Your task: Every line that includes the word "minmax" needs to be copied from the listing.

Data shown:
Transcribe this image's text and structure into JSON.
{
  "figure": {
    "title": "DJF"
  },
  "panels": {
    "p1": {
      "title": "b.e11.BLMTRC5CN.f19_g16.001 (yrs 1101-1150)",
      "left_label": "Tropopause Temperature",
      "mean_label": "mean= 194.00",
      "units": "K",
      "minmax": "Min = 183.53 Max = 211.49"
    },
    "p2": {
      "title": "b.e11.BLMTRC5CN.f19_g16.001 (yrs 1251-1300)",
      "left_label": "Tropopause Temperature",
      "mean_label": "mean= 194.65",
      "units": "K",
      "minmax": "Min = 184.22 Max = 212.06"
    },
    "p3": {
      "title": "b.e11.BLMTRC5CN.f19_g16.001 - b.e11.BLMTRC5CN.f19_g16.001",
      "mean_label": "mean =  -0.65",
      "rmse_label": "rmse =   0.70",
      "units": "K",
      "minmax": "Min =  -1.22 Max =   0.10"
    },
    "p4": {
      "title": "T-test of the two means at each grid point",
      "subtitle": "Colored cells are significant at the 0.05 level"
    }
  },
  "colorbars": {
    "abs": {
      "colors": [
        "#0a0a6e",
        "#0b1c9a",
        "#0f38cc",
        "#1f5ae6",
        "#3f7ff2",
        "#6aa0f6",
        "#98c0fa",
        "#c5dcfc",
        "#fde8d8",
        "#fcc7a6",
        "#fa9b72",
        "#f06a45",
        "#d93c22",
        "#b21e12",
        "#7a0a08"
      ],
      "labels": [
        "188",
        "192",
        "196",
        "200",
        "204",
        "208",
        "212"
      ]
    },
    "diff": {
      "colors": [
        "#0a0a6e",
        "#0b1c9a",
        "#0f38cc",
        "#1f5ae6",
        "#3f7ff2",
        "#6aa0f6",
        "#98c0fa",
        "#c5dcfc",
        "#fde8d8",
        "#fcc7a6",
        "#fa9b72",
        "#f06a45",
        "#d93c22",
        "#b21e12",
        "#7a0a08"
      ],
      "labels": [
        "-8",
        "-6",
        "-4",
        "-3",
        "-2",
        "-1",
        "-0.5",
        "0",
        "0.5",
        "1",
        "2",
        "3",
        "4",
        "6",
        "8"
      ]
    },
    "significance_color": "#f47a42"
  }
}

Response area:
      "minmax": "Min = 183.53 Max = 211.49"
      "minmax": "Min = 184.22 Max = 212.06"
      "minmax": "Min =  -1.22 Max =   0.10"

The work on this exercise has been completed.